(Task description) Below are the entries; state how many of their lines contain the string "text", and nothing more.

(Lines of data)
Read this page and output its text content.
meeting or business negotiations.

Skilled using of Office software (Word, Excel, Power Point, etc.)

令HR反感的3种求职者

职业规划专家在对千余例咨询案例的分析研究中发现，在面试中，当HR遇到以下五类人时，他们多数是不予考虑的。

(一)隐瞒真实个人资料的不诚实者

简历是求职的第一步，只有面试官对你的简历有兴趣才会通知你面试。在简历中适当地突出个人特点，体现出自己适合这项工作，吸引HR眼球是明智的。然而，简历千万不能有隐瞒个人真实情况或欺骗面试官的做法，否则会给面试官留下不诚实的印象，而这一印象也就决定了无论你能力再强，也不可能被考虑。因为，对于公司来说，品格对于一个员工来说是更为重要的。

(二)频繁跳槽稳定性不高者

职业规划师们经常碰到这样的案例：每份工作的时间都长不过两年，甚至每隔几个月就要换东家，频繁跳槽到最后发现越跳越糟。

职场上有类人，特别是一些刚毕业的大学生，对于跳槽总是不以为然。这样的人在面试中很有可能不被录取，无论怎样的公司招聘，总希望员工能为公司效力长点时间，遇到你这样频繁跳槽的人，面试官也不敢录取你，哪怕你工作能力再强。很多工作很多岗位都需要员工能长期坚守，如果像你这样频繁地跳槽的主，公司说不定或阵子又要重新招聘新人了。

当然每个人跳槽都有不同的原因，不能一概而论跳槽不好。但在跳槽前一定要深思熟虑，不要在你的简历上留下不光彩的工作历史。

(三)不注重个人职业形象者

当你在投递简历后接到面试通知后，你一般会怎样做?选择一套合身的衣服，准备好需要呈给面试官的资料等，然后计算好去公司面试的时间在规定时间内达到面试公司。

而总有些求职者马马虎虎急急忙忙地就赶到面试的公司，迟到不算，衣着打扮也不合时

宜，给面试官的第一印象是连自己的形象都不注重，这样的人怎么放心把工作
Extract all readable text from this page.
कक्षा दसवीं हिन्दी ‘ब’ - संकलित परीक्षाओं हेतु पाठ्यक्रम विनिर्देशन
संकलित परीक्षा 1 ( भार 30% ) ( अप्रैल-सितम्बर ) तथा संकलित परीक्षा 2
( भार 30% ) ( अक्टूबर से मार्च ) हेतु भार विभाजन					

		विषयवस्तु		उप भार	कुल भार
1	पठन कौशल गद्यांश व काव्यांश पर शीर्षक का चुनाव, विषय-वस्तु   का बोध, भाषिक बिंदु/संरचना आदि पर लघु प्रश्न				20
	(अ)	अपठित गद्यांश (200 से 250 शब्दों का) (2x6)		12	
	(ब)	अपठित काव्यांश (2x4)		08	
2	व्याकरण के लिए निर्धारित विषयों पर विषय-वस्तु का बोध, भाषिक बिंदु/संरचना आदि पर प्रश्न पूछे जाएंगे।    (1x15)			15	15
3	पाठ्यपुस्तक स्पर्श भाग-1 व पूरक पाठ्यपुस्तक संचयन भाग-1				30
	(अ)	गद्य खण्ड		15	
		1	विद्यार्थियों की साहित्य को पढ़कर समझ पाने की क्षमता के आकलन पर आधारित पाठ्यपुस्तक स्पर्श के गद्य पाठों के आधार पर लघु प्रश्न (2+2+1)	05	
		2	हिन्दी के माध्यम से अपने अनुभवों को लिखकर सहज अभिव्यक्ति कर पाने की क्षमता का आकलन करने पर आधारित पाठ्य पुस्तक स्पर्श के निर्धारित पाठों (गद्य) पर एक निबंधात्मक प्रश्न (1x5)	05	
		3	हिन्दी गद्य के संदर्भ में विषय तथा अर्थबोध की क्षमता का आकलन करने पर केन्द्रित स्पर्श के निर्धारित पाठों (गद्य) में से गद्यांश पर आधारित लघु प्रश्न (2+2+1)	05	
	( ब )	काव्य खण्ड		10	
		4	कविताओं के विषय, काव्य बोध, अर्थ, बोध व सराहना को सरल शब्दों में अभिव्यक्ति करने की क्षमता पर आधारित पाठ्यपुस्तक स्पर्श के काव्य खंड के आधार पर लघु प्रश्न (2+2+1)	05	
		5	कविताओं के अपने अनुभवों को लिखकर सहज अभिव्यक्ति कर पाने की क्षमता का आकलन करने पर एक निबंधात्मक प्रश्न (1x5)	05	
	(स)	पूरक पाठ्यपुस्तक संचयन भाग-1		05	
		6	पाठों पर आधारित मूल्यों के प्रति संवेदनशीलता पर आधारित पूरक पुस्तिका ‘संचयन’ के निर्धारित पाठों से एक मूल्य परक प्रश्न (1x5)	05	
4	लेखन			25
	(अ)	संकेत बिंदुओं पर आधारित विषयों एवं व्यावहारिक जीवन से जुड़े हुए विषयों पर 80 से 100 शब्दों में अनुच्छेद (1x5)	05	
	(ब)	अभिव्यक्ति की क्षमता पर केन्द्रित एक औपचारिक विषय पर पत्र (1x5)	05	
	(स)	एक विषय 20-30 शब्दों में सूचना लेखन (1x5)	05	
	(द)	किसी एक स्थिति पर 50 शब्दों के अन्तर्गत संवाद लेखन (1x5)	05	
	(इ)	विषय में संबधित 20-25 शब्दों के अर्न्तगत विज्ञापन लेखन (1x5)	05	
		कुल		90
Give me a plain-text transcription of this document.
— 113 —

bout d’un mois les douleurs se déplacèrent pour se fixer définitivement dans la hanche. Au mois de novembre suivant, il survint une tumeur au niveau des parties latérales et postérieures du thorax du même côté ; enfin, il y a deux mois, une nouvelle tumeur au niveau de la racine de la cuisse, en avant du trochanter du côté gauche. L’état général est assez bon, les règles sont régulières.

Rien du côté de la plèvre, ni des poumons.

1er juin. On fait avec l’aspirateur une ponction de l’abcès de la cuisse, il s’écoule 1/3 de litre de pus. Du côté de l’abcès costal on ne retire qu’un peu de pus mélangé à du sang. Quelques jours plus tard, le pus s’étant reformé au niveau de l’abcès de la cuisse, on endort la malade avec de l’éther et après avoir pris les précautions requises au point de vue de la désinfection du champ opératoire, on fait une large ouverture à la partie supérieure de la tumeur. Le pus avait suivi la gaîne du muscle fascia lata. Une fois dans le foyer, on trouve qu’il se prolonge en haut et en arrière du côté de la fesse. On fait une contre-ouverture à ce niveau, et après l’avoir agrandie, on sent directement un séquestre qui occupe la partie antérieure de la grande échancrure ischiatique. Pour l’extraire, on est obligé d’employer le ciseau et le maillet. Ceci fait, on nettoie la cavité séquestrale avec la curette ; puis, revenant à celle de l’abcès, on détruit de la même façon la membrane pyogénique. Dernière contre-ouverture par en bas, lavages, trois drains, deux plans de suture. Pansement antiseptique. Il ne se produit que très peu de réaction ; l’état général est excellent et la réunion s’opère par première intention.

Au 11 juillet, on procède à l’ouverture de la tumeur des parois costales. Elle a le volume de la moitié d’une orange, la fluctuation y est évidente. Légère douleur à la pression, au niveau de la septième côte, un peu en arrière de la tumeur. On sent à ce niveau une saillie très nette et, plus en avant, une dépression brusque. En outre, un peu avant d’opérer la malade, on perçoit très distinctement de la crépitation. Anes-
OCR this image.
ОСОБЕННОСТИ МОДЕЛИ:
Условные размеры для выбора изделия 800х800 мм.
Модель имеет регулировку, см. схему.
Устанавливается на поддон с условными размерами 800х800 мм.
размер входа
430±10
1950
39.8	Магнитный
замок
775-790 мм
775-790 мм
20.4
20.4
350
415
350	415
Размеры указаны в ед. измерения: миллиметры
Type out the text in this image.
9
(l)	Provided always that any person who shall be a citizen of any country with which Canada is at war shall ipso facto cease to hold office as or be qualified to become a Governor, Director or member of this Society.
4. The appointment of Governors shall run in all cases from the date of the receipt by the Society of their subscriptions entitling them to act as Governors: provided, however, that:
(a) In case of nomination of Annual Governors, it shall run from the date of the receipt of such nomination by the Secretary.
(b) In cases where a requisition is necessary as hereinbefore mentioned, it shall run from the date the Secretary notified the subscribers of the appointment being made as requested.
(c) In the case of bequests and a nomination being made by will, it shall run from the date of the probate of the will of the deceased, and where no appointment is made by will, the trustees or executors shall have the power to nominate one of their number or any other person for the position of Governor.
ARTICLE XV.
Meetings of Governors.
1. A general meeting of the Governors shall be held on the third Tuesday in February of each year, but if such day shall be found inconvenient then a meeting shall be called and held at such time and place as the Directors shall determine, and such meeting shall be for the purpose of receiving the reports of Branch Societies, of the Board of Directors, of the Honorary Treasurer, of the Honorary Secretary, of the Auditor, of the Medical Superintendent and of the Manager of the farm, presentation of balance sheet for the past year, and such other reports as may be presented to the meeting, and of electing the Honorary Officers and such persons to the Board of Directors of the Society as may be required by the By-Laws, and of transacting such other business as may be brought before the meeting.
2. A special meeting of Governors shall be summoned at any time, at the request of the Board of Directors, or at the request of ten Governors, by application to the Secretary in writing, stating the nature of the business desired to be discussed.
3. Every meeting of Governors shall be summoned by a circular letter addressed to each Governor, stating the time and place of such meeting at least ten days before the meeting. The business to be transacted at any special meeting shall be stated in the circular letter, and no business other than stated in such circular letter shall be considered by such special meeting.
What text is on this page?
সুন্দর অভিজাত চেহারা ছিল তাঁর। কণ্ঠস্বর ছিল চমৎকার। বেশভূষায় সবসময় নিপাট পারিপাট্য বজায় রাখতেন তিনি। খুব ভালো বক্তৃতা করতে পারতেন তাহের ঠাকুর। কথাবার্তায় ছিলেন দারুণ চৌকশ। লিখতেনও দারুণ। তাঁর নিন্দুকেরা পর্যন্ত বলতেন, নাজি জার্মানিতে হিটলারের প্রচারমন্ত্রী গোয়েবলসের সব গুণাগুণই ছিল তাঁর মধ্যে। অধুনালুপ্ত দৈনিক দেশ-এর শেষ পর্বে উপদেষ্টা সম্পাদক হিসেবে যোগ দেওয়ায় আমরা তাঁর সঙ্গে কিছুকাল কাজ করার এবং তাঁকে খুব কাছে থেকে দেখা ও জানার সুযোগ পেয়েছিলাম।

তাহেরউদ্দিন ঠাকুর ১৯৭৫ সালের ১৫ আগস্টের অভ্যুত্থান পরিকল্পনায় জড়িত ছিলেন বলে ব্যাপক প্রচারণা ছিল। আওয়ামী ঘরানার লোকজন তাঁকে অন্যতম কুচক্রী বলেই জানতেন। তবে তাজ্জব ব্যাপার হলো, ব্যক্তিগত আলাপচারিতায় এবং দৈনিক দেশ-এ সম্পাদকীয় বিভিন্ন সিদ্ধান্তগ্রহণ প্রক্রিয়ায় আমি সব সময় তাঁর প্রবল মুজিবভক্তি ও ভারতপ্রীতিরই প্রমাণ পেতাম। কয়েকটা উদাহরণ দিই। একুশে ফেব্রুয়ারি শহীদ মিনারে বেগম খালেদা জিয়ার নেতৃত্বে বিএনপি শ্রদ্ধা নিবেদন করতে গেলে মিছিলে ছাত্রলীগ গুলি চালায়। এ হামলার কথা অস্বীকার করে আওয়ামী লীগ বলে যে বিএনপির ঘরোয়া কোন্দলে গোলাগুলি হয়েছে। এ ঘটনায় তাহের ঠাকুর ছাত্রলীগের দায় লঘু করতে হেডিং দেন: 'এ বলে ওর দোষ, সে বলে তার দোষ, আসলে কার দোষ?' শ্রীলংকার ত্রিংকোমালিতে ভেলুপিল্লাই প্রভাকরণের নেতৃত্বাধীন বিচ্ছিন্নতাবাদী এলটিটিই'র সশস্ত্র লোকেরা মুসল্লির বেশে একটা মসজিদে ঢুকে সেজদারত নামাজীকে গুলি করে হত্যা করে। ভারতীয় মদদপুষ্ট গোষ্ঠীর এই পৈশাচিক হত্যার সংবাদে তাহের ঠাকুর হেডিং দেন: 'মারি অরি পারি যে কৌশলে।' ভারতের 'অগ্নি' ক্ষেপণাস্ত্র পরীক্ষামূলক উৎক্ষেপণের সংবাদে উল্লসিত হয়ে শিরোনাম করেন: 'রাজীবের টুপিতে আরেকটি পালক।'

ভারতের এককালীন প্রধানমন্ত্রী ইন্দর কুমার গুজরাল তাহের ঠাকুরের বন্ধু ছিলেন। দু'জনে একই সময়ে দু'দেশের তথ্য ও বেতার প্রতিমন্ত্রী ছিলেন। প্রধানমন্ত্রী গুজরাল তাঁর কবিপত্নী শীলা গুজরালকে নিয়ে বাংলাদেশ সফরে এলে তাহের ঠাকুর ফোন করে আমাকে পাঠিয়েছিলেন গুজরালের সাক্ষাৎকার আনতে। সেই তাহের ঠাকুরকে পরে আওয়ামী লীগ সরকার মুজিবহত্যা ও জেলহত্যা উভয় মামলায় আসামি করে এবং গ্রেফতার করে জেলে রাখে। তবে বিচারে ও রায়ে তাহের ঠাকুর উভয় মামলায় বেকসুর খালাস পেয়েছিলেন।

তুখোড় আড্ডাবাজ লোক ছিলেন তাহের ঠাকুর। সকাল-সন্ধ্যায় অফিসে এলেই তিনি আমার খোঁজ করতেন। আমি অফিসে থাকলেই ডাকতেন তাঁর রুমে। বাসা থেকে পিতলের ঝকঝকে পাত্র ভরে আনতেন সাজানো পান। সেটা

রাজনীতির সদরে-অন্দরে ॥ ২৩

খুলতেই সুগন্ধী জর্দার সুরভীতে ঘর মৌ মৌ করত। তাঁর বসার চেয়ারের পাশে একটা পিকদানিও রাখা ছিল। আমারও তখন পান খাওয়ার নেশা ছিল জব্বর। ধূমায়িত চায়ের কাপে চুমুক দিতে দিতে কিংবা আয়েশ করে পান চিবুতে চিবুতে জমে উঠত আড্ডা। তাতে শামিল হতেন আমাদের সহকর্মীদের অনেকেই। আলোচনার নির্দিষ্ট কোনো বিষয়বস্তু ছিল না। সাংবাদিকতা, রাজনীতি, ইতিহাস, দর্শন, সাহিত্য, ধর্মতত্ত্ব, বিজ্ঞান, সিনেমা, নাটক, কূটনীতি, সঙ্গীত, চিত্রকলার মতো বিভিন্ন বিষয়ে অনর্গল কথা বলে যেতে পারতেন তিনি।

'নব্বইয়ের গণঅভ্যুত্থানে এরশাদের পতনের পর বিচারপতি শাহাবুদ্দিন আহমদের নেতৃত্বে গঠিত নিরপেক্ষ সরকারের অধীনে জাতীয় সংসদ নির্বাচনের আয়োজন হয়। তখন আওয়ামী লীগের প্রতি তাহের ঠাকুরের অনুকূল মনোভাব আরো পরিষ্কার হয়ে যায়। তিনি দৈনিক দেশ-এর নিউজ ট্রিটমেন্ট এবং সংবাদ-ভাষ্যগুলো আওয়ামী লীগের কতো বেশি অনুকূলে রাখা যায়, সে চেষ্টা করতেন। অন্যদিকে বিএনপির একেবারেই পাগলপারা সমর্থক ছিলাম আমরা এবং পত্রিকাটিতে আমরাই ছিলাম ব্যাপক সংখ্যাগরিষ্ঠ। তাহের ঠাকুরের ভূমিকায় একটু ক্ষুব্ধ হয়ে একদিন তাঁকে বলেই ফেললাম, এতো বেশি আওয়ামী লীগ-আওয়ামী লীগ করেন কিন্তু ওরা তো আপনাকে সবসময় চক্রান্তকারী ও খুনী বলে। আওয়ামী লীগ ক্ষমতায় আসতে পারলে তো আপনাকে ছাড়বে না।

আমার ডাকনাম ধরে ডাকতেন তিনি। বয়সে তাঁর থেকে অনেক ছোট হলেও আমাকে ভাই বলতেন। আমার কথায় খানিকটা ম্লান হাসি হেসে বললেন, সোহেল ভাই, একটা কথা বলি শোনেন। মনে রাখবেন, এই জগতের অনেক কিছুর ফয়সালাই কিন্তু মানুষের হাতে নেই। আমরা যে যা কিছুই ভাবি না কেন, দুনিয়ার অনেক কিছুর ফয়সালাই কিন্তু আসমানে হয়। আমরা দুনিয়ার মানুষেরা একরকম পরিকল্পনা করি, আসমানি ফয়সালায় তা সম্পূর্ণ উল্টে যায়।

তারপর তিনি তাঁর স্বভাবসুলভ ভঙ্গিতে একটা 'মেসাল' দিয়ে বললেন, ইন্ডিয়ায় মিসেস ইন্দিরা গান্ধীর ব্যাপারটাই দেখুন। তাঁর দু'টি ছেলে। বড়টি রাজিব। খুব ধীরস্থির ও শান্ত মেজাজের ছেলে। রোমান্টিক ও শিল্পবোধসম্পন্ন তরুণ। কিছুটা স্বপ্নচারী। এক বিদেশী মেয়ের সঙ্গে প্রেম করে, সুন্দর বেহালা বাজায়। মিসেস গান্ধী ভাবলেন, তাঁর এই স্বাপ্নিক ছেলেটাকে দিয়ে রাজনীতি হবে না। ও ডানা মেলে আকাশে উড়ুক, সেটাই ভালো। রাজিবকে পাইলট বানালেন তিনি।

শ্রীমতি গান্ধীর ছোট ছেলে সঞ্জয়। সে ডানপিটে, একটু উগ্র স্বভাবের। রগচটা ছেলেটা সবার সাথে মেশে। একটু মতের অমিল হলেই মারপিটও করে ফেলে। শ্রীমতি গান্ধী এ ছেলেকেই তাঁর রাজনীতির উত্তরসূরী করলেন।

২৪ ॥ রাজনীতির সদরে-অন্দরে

(Expected answer) 5